> **Problem details**
Exactly as written, retype the listing below, omitting the pictures.

> **Listing**
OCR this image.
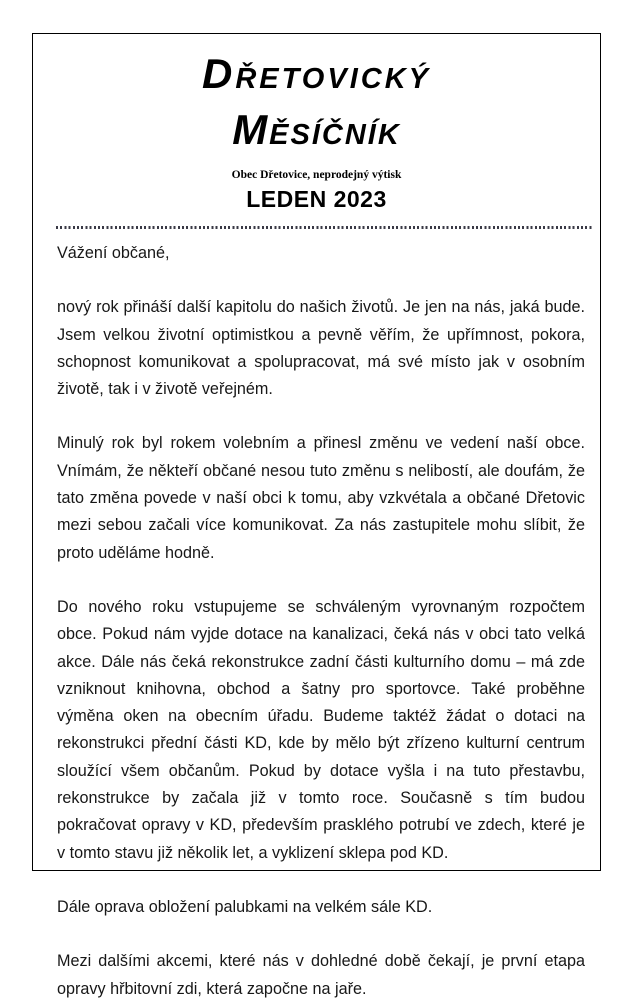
Dřetovický
Měsíčník
Obec Dřetovice, neprodejný výtisk
LEDEN 2023

Vážení občané,

nový rok přináší další kapitolu do našich životů. Je jen na nás, jaká bude. Jsem velkou životní optimistkou a pevně věřím, že upřímnost, pokora, schopnost komunikovat a spolupracovat, má své místo jak v osobním životě, tak i v životě veřejném.

Minulý rok byl rokem volebním a přinesl změnu ve vedení naší obce. Vnímám, že někteří občané nesou tuto změnu s nelibostí, ale doufám, že tato změna povede v naší obci k tomu, aby vzkvétala a občané Dřetovic mezi sebou začali více komunikovat. Za nás zastupitele mohu slíbit, že proto uděláme hodně.

Do nového roku vstupujeme se schváleným vyrovnaným rozpočtem obce. Pokud nám vyjde dotace na kanalizaci, čeká nás v obci tato velká akce. Dále nás čeká rekonstrukce zadní části kulturního domu – má zde vzniknout knihovna, obchod a šatny pro sportovce. Také proběhne výměna oken na obecním úřadu. Budeme taktéž žádat o dotaci na rekonstrukci přední části KD, kde by mělo být zřízeno kulturní centrum sloužící všem občanům. Pokud by dotace vyšla i na tuto přestavbu, rekonstrukce by začala již v tomto roce. Současně s tím budou pokračovat opravy v KD, především prasklého potrubí ve zdech, které je v tomto stavu již několik let, a vyklizení sklepa pod KD.

Dále oprava obložení palubkami na velkém sále KD.

Mezi dalšími akcemi, které nás v dohledné době čekají, je první etapa opravy hřbitovní zdi, která započne na jaře.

> **Task result**
OCR this image.
Dřetovický
Měsíčník
Obec Dřetovice, neprodejný výtisk
LEDEN 2023

Vážení občané,

nový rok přináší další kapitolu do našich životů. Je jen na nás, jaká bude. Jsem velkou životní optimistkou a pevně věřím, že upřímnost, pokora, schopnost komunikovat a spolupracovat, má své místo jak v osobním životě, tak i v životě veřejném.

Minulý rok byl rokem volebním a přinesl změnu ve vedení naší obce. Vnímám, že někteří občané nesou tuto změnu s nelibostí, ale doufám, že tato změna povede v naší obci k tomu, aby vzkvétala a občané Dřetovic mezi sebou začali více komunikovat. Za nás zastupitele mohu slíbit, že proto uděláme hodně.

Do nového roku vstupujeme se schváleným vyrovnaným rozpočtem obce. Pokud nám vyjde dotace na kanalizaci, čeká nás v obci tato velká akce. Dále nás čeká rekonstrukce zadní části kulturního domu – má zde vzniknout knihovna, obchod a šatny pro sportovce. Také proběhne výměna oken na obecním úřadu. Budeme taktéž žádat o dotaci na rekonstrukci přední části KD, kde by mělo být zřízeno kulturní centrum sloužící všem občanům. Pokud by dotace vyšla i na tuto přestavbu, rekonstrukce by začala již v tomto roce. Současně s tím budou pokračovat opravy v KD, především prasklého potrubí ve zdech, které je v tomto stavu již několik let, a vyklizení sklepa pod KD.

Dále oprava obložení palubkami na velkém sále KD.

Mezi dalšími akcemi, které nás v dohledné době čekají, je první etapa opravy hřbitovní zdi, která započne na jaře.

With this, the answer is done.